BEGIN Records provided

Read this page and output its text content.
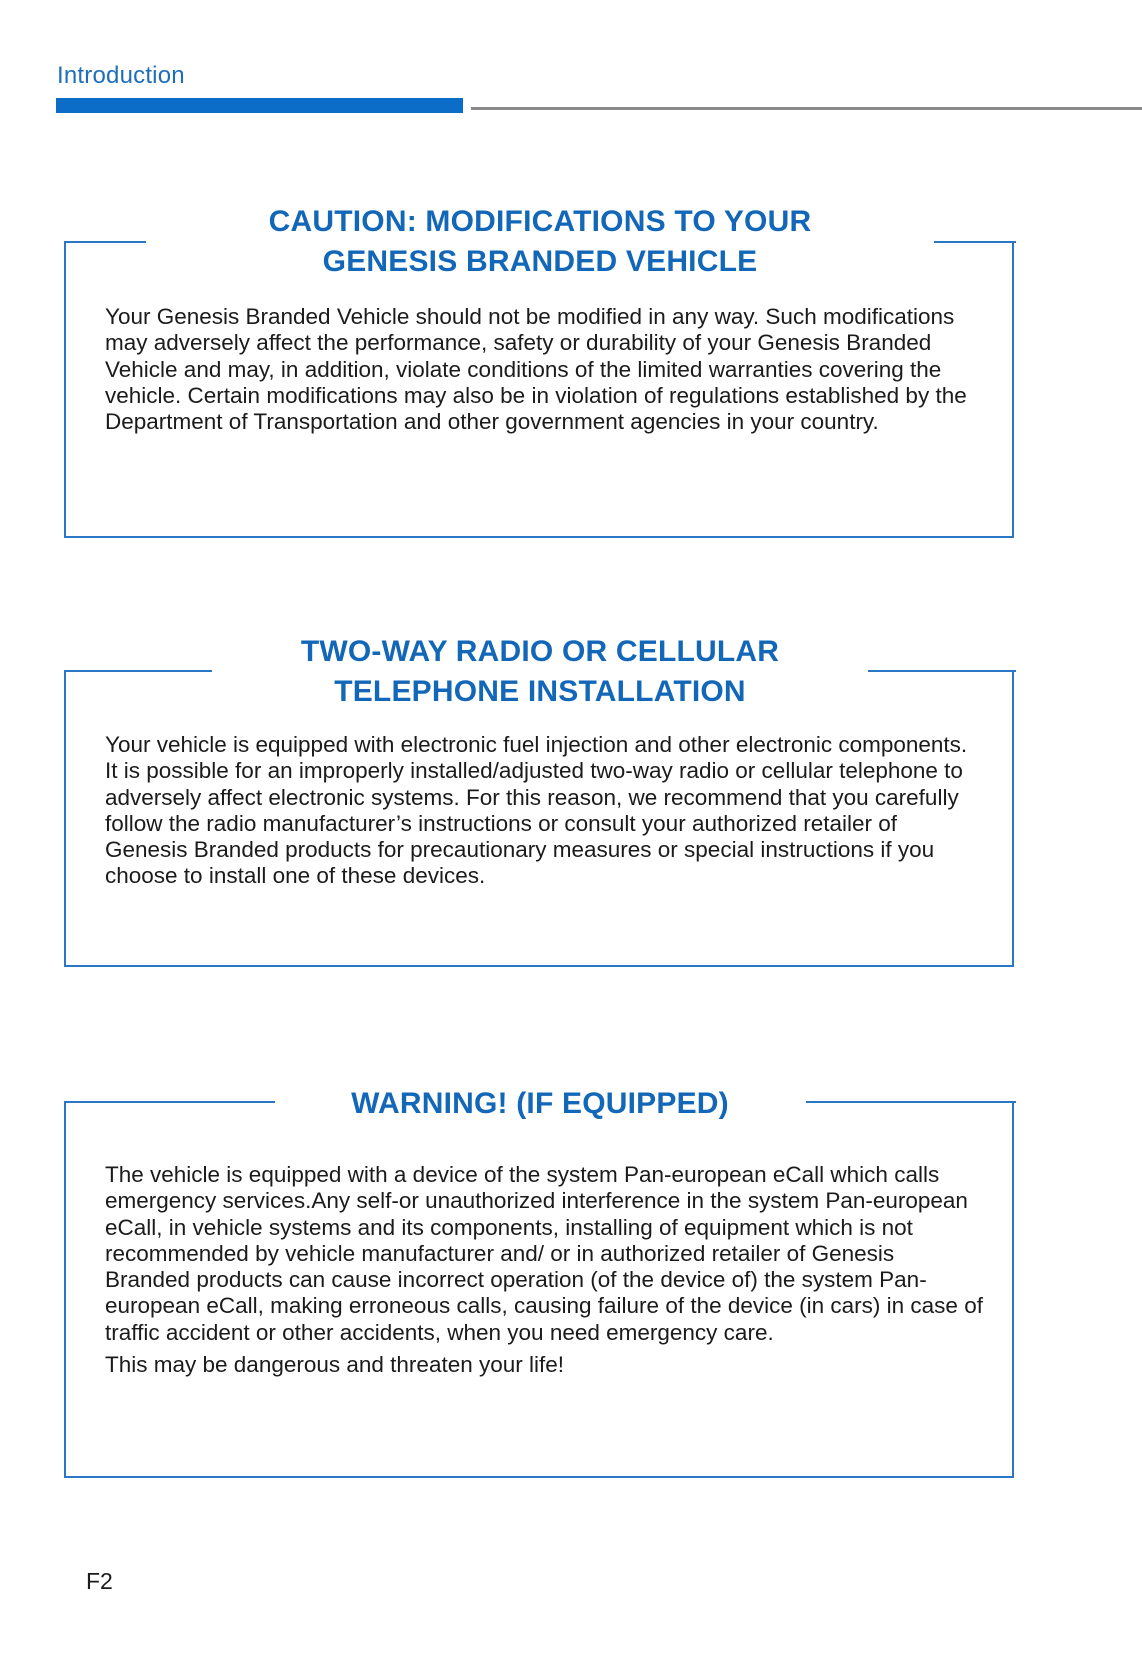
Introduction
CAUTION: MODIFICATIONS TO YOUR
GENESIS BRANDED VEHICLE

Your Genesis Branded Vehicle should not be modified in any way. Such modifications may adversely affect the performance, safety or durability of your Genesis Branded Vehicle and may, in addition, violate conditions of the limited warranties covering the vehicle. Certain modifications may also be in violation of regulations established by the Department of Transportation and other government agencies in your country.

TWO-WAY RADIO OR CELLULAR
TELEPHONE INSTALLATION

Your vehicle is equipped with electronic fuel injection and other electronic components. It is possible for an improperly installed/adjusted two-way radio or cellular telephone to adversely affect electronic systems. For this reason, we recommend that you carefully follow the radio manufacturer’s instructions or consult your authorized retailer of Genesis Branded products for precautionary measures or special instructions if you choose to install one of these devices.

WARNING! (IF EQUIPPED)

The vehicle is equipped with a device of the system Pan-european eCall which calls emergency services.Any self-or unauthorized interference in the system Pan-european eCall, in vehicle systems and its components, installing of equipment which is not recommended by vehicle manufacturer and/ or in authorized retailer of Genesis Branded products can cause incorrect operation (of the device of) the system Pan-european eCall, making erroneous calls, causing failure of the device (in cars) in case of traffic accident or other accidents, when you need emergency care.

This may be dangerous and threaten your life!

F2
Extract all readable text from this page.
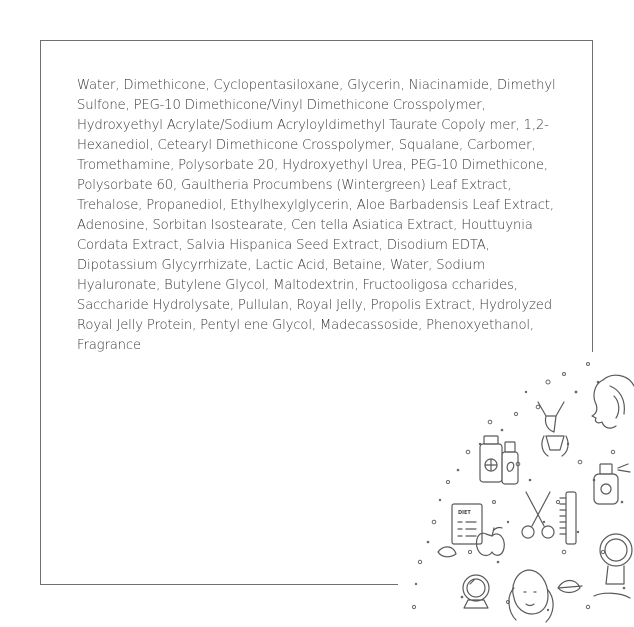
Water, Dimethicone, Cyclopentasiloxane, Glycerin, Niacinamide, Dimethyl Sulfone, PEG-10 Dimethicone/Vinyl Dimethicone Crosspolymer, Hydroxyethyl Acrylate/Sodium Acryloyldimethyl Taurate Copoly mer, 1,2-Hexanediol, Cetearyl Dimethicone Crosspolymer, Squalane, Carbomer, Tromethamine, Polysorbate 20, Hydroxyethyl Urea, PEG-10 Dimethicone, Polysorbate 60, Gaultheria Procumbens (Wintergreen) Leaf Extract, Trehalose, Propanediol, Ethylhexylglycerin, Aloe Barbadensis Leaf Extract, Adenosine, Sorbitan Isostearate, Cen tella Asiatica Extract, Houttuynia Cordata Extract, Salvia Hispanica Seed Extract, Disodium EDTA, Dipotassium Glycyrrhizate, Lactic Acid, Betaine, Water, Sodium Hyaluronate, Butylene Glycol, Maltodextrin, Fructooligosa ccharides, Saccharide Hydrolysate, Pullulan, Royal Jelly, Propolis Extract, Hydrolyzed Royal Jelly Protein, Pentyl ene Glycol, Madecassoside, Phenoxyethanol, Fragrance

DIET
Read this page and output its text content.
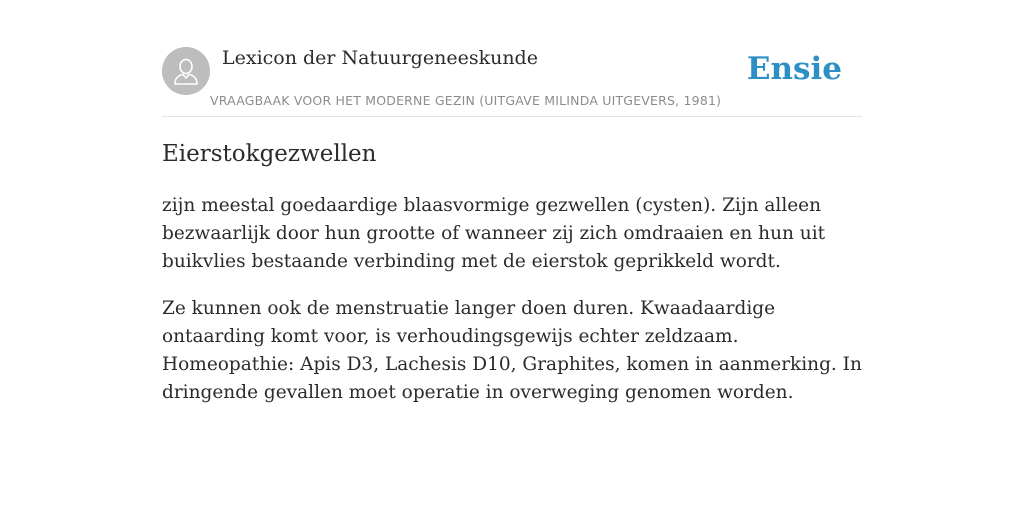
Lexicon der Natuurgeneeskunde
VRAAGBAAK VOOR HET MODERNE GEZIN (UITGAVE MILINDA UITGEVERS, 1981)
Ensie
Eierstokgezwellen

zijn meestal goedaardige blaasvormige gezwellen (cysten). Zijn alleen bezwaarlijk door hun grootte of wanneer zij zich omdraaien en hun uit buikvlies bestaande verbinding met de eierstok geprikkeld wordt.

Ze kunnen ook de menstruatie langer doen duren. Kwaadaardige ontaarding komt voor, is verhoudingsgewijs echter zeldzaam. Homeopathie: Apis D3, Lachesis D10, Graphites, komen in aanmerking. In dringende gevallen moet operatie in overweging genomen worden.
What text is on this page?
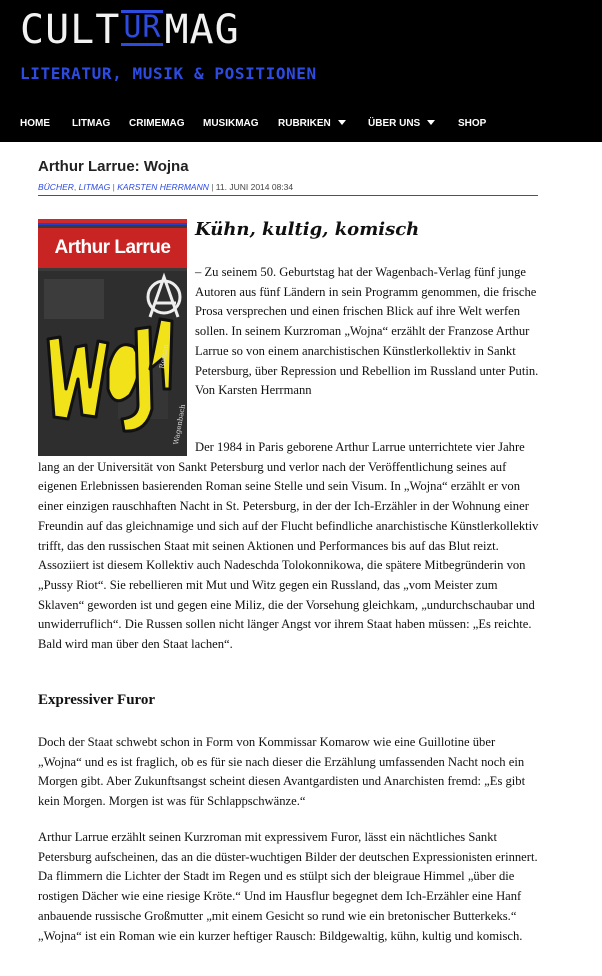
CULT UR MAG
LITERATUR, MUSIK & POSITIONEN
HOME LITMAG CRIMEMAG MUSIKMAG RUBRIKEN	ÜBER UNS	SHOP
Arthur Larrue: Wojna
BÜCHER, LITMAG | KARSTEN HERRMANN | 11. JUNI 2014 08:34
Arthur Larrue
Roman
Wagenbach
Kühn, kultig, komisch

– Zu seinem 50. Geburtstag hat der Wagenbach-Verlag fünf junge Autoren aus fünf Ländern in sein Programm genommen, die frische Prosa versprechen und einen frischen Blick auf ihre Welt werfen sollen. In seinem Kurzroman „Wojna“ erzählt der Franzose Arthur Larrue so von einem anarchistischen Künstlerkollektiv in Sankt Petersburg, über Repression und Rebellion im Russland unter Putin. Von Karsten Herrmann

Der 1984 in Paris geborene Arthur Larrue unterrichtete vier Jahre lang an der Universität von Sankt Petersburg und verlor nach der Veröffentlichung seines auf eigenen Erlebnissen basierenden Roman seine Stelle und sein Visum. In „Wojna“ erzählt er von einer einzigen rauschhaften Nacht in St. Petersburg, in der der Ich-Erzähler in der Wohnung einer Freundin auf das gleichnamige und sich auf der Flucht befindliche anarchistische Künstlerkollektiv trifft, das den russischen Staat mit seinen Aktionen und Performances bis auf das Blut reizt. Assoziiert ist diesem Kollektiv auch Nadeschda Tolokonnikowa, die spätere Mitbegründerin von „Pussy Riot“. Sie rebellieren mit Mut und Witz gegen ein Russland, das „vom Meister zum Sklaven“ geworden ist und gegen eine Miliz, die der Vorsehung gleichkam, „undurchschaubar und unwiderruflich“. Die Russen sollen nicht länger Angst vor ihrem Staat haben müssen: „Es reichte. Bald wird man über den Staat lachen“.
Expressiver Furor

Doch der Staat schwebt schon in Form von Kommissar Komarow wie eine Guillotine über „Wojna“ und es ist fraglich, ob es für sie nach dieser die Erzählung umfassenden Nacht noch ein Morgen gibt. Aber Zukunftsangst scheint diesen Avantgardisten und Anarchisten fremd: „Es gibt kein Morgen. Morgen ist was für Schlappschwänze.“

Arthur Larrue erzählt seinen Kurzroman mit expressivem Furor, lässt ein nächtliches Sankt Petersburg aufscheinen, das an die düster-wuchtigen Bilder der deutschen Expressionisten erinnert. Da flimmern die Lichter der Stadt im Regen und es stülpt sich der bleigraue Himmel „über die rostigen Dächer wie eine riesige Kröte.“ Und im Hausflur begegnet dem Ich-Erzähler eine Hanf anbauende russische Großmutter „mit einem Gesicht so rund wie ein bretonischer Butterkeks.“ „Wojna“ ist ein Roman wie ein kurzer heftiger Rausch: Bildgewaltig, kühn, kultig und komisch.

END Records provided

:: Work required ::
If a line above holds the word "page", count it; then say how many such lines there are and nothing else.

:: Solution to the problem ::
4